- Task prompt:
Pull every line from the entries below and reproduce it word for word, leaving the pictures out.

[Extracted data entries]

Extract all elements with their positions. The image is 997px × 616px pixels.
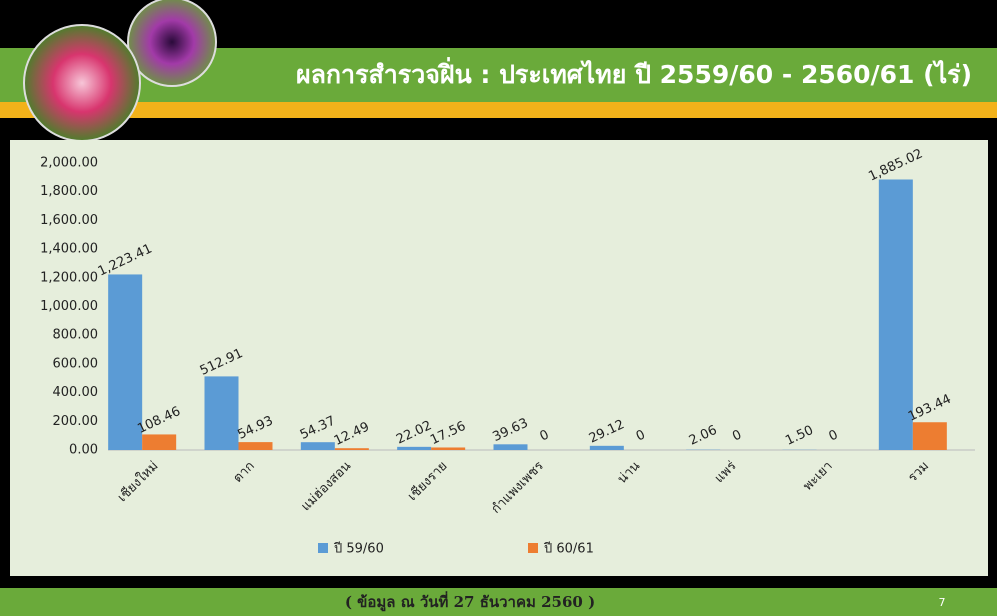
y-tick-label: 200.00 [53, 414, 99, 429]
bar [431, 447, 466, 450]
flower-image [23, 24, 141, 142]
header-stripe [0, 102, 997, 118]
slide-title: ผลการสำรวจฝิ่น : ประเทศไทย ปี 2559/60 - … [296, 57, 972, 89]
legend-label: ปี 60/61 [543, 541, 594, 557]
y-tick-label: 1,000.00 [40, 299, 98, 314]
y-tick-label: 400.00 [53, 385, 99, 400]
y-tick-label: 2,000.00 [40, 156, 98, 171]
y-tick-label: 1,800.00 [40, 184, 98, 199]
y-tick-label: 0.00 [69, 443, 98, 458]
y-tick-label: 600.00 [53, 356, 99, 371]
y-tick-label: 1,400.00 [40, 242, 98, 257]
legend-swatch [528, 543, 538, 553]
bar [878, 179, 913, 450]
footer-band [0, 588, 997, 616]
bar [334, 448, 369, 450]
bar [397, 446, 432, 450]
bar [912, 422, 947, 450]
legend-label: ปี 59/60 [333, 541, 384, 557]
y-tick-label: 1,600.00 [40, 213, 98, 228]
bar [300, 442, 335, 450]
footer-text: ( ข้อมูล ณ วันที่ 27 ธันวาคม 2560 ) [345, 591, 595, 612]
y-tick-label: 1,200.00 [40, 270, 98, 285]
bar [589, 445, 624, 450]
bar [204, 376, 239, 450]
flower-image [127, 0, 217, 87]
bar [238, 442, 273, 450]
y-tick-label: 800.00 [53, 328, 99, 343]
bar [142, 434, 177, 450]
bar [108, 274, 143, 450]
legend-swatch [318, 543, 328, 553]
page-number: 7 [939, 596, 946, 609]
bar [493, 444, 528, 450]
chart-area [10, 140, 988, 576]
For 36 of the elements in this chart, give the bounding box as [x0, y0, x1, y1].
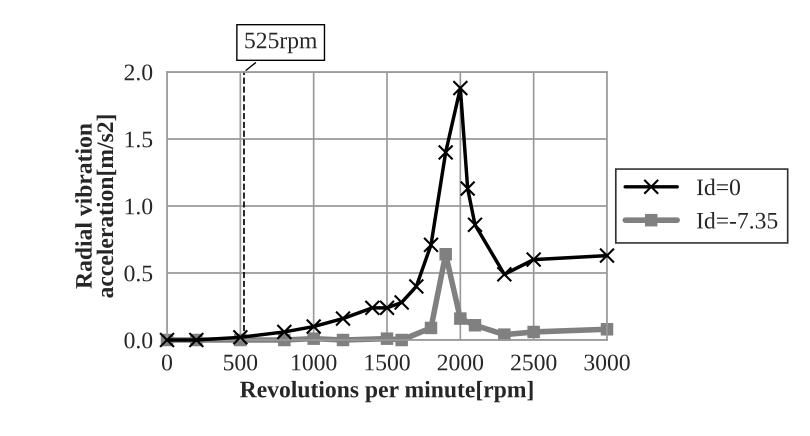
x-tick-label: 1000 — [292, 354, 336, 371]
legend-label: Id=0 — [696, 178, 740, 196]
point — [408, 278, 424, 294]
y-axis-title: Radial vibration acceleration[m/s2] — [75, 115, 116, 298]
point — [526, 252, 542, 268]
point — [423, 236, 439, 253]
ref-line-label: 525rpm — [245, 32, 318, 54]
point — [452, 80, 468, 96]
point — [467, 216, 483, 233]
y-tick-label: 2.0 — [124, 64, 152, 81]
point — [438, 144, 454, 160]
x-tick-label: 2500 — [511, 354, 556, 371]
y-tick-label: 1.0 — [126, 198, 152, 215]
y-tick-label: 0.0 — [124, 332, 152, 349]
point — [527, 326, 540, 338]
x-tick-label: 0 — [162, 354, 172, 371]
y-tick-label: 1.5 — [126, 132, 152, 148]
point — [468, 319, 482, 332]
point — [424, 322, 438, 334]
x-tick-label: 3000 — [584, 354, 630, 371]
point — [599, 248, 615, 264]
point — [454, 312, 467, 325]
point — [232, 329, 248, 346]
point — [439, 248, 452, 260]
x-tick-label: 2000 — [438, 354, 484, 371]
point — [460, 180, 476, 197]
point — [306, 318, 322, 335]
point — [335, 310, 351, 327]
x-axis-title: Revolutions per minute[rpm] — [240, 380, 533, 402]
point — [394, 294, 410, 310]
point — [276, 324, 292, 340]
legend-label: Id=-7.35 — [696, 212, 778, 229]
y-tick-label: 0.5 — [124, 265, 152, 282]
x-tick-label: 1500 — [365, 354, 410, 371]
point — [496, 266, 512, 282]
x-tick-label: 500 — [224, 354, 258, 371]
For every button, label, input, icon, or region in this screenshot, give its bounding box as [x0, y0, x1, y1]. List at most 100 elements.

- Solution for this task:
Extract all elements with their positions. The image is 997px × 616px pixels.
y-tick-label: 200.00 [53, 414, 99, 429]
bar [431, 447, 466, 450]
flower-image [23, 24, 141, 142]
header-stripe [0, 102, 997, 118]
slide-title: ผลการสำรวจฝิ่น : ประเทศไทย ปี 2559/60 - … [296, 57, 972, 89]
legend-label: ปี 60/61 [543, 541, 594, 557]
y-tick-label: 1,000.00 [40, 299, 98, 314]
y-tick-label: 400.00 [53, 385, 99, 400]
y-tick-label: 2,000.00 [40, 156, 98, 171]
y-tick-label: 1,800.00 [40, 184, 98, 199]
y-tick-label: 0.00 [69, 443, 98, 458]
y-tick-label: 600.00 [53, 356, 99, 371]
y-tick-label: 1,400.00 [40, 242, 98, 257]
legend-swatch [528, 543, 538, 553]
bar [878, 179, 913, 450]
footer-band [0, 588, 997, 616]
bar [334, 448, 369, 450]
bar [397, 446, 432, 450]
bar [912, 422, 947, 450]
legend-label: ปี 59/60 [333, 541, 384, 557]
y-tick-label: 1,600.00 [40, 213, 98, 228]
bar [300, 442, 335, 450]
footer-text: ( ข้อมูล ณ วันที่ 27 ธันวาคม 2560 ) [345, 591, 595, 612]
y-tick-label: 1,200.00 [40, 270, 98, 285]
bar [589, 445, 624, 450]
bar [204, 376, 239, 450]
flower-image [127, 0, 217, 87]
bar [238, 442, 273, 450]
y-tick-label: 800.00 [53, 328, 99, 343]
bar [142, 434, 177, 450]
bar [108, 274, 143, 450]
legend-swatch [318, 543, 328, 553]
page-number: 7 [939, 596, 946, 609]
bar [493, 444, 528, 450]
chart-area [10, 140, 988, 576]
For 36 of the elements in this chart, give the bounding box as [x0, y0, x1, y1].
x-tick-label: 1000 — [292, 354, 336, 371]
legend-label: Id=0 — [696, 178, 740, 196]
point — [408, 278, 424, 294]
y-axis-title: Radial vibration acceleration[m/s2] — [75, 115, 116, 298]
point — [526, 252, 542, 268]
point — [423, 236, 439, 253]
ref-line-label: 525rpm — [245, 32, 318, 54]
point — [452, 80, 468, 96]
point — [467, 216, 483, 233]
y-tick-label: 2.0 — [124, 64, 152, 81]
point — [438, 144, 454, 160]
x-tick-label: 2500 — [511, 354, 556, 371]
y-tick-label: 1.0 — [126, 198, 152, 215]
y-tick-label: 0.0 — [124, 332, 152, 349]
point — [527, 326, 540, 338]
x-tick-label: 0 — [162, 354, 172, 371]
y-tick-label: 1.5 — [126, 132, 152, 148]
point — [468, 319, 482, 332]
point — [424, 322, 438, 334]
x-tick-label: 3000 — [584, 354, 630, 371]
point — [599, 248, 615, 264]
point — [454, 312, 467, 325]
point — [232, 329, 248, 346]
point — [439, 248, 452, 260]
x-tick-label: 2000 — [438, 354, 484, 371]
point — [460, 180, 476, 197]
point — [306, 318, 322, 335]
point — [335, 310, 351, 327]
x-axis-title: Revolutions per minute[rpm] — [240, 380, 533, 402]
point — [394, 294, 410, 310]
point — [276, 324, 292, 340]
legend-label: Id=-7.35 — [696, 212, 778, 229]
y-tick-label: 0.5 — [124, 265, 152, 282]
x-tick-label: 1500 — [365, 354, 410, 371]
point — [496, 266, 512, 282]
x-tick-label: 500 — [224, 354, 258, 371]
For every button, label, input, icon, or region in this screenshot, give its bounding box as [x0, y0, x1, y1]. List at most 100 elements.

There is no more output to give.